_Work to complete_
Copy all entries without alteration and skip the pictures they hold.

......

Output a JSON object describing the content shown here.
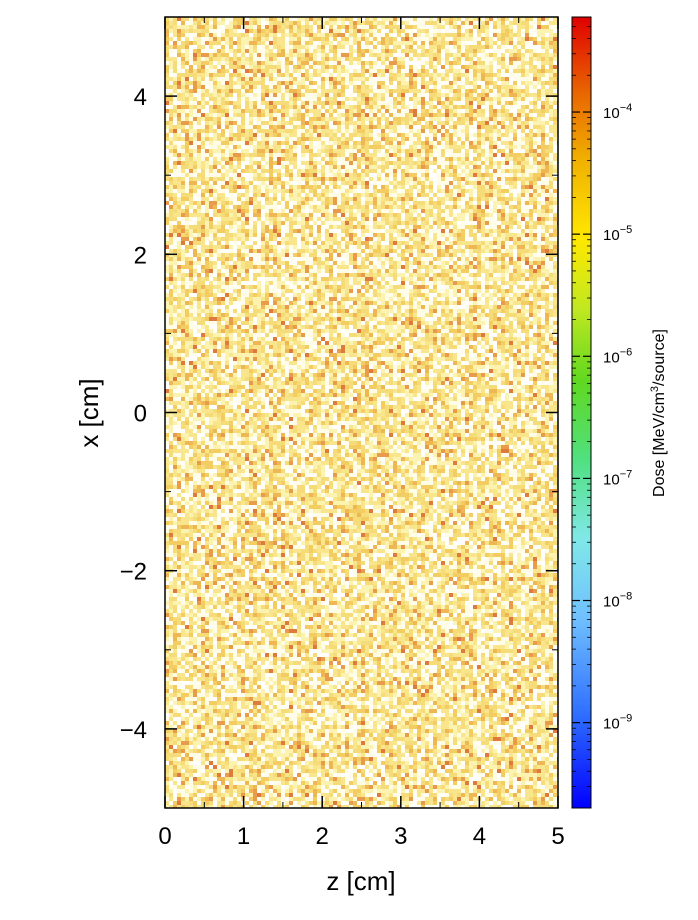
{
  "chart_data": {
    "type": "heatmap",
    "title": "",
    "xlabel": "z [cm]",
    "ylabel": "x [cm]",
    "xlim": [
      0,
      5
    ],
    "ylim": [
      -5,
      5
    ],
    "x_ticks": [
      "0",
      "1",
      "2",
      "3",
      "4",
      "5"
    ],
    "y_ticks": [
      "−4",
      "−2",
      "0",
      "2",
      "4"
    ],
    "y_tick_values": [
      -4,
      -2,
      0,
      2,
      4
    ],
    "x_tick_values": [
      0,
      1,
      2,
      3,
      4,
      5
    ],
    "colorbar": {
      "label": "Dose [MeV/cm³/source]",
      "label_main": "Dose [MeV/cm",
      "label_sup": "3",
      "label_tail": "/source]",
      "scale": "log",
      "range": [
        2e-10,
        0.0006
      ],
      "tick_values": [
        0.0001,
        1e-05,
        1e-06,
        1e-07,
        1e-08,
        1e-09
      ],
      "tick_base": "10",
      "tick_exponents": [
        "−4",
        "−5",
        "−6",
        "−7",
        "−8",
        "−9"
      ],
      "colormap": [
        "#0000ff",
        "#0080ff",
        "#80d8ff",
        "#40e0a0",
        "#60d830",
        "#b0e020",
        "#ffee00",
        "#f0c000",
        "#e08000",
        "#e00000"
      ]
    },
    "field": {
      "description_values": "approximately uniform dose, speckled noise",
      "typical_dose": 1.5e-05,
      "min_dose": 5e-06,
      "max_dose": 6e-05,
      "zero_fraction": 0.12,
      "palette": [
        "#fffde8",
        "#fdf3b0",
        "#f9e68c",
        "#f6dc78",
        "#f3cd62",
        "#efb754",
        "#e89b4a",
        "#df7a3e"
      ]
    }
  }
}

......

_Written solution_
Output a JSON object describing the content shown here.
{
  "chart_data": {
    "type": "heatmap",
    "title": "",
    "xlabel": "z [cm]",
    "ylabel": "x [cm]",
    "xlim": [
      0,
      5
    ],
    "ylim": [
      -5,
      5
    ],
    "x_ticks": [
      "0",
      "1",
      "2",
      "3",
      "4",
      "5"
    ],
    "y_ticks": [
      "−4",
      "−2",
      "0",
      "2",
      "4"
    ],
    "y_tick_values": [
      -4,
      -2,
      0,
      2,
      4
    ],
    "x_tick_values": [
      0,
      1,
      2,
      3,
      4,
      5
    ],
    "colorbar": {
      "label": "Dose [MeV/cm³/source]",
      "label_main": "Dose [MeV/cm",
      "label_sup": "3",
      "label_tail": "/source]",
      "scale": "log",
      "range": [
        2e-10,
        0.0006
      ],
      "tick_values": [
        0.0001,
        1e-05,
        1e-06,
        1e-07,
        1e-08,
        1e-09
      ],
      "tick_base": "10",
      "tick_exponents": [
        "−4",
        "−5",
        "−6",
        "−7",
        "−8",
        "−9"
      ],
      "colormap": [
        "#0000ff",
        "#0080ff",
        "#80d8ff",
        "#40e0a0",
        "#60d830",
        "#b0e020",
        "#ffee00",
        "#f0c000",
        "#e08000",
        "#e00000"
      ]
    },
    "field": {
      "description_values": "approximately uniform dose, speckled noise",
      "typical_dose": 1.5e-05,
      "min_dose": 5e-06,
      "max_dose": 6e-05,
      "zero_fraction": 0.12,
      "palette": [
        "#fffde8",
        "#fdf3b0",
        "#f9e68c",
        "#f6dc78",
        "#f3cd62",
        "#efb754",
        "#e89b4a",
        "#df7a3e"
      ]
    }
  }
}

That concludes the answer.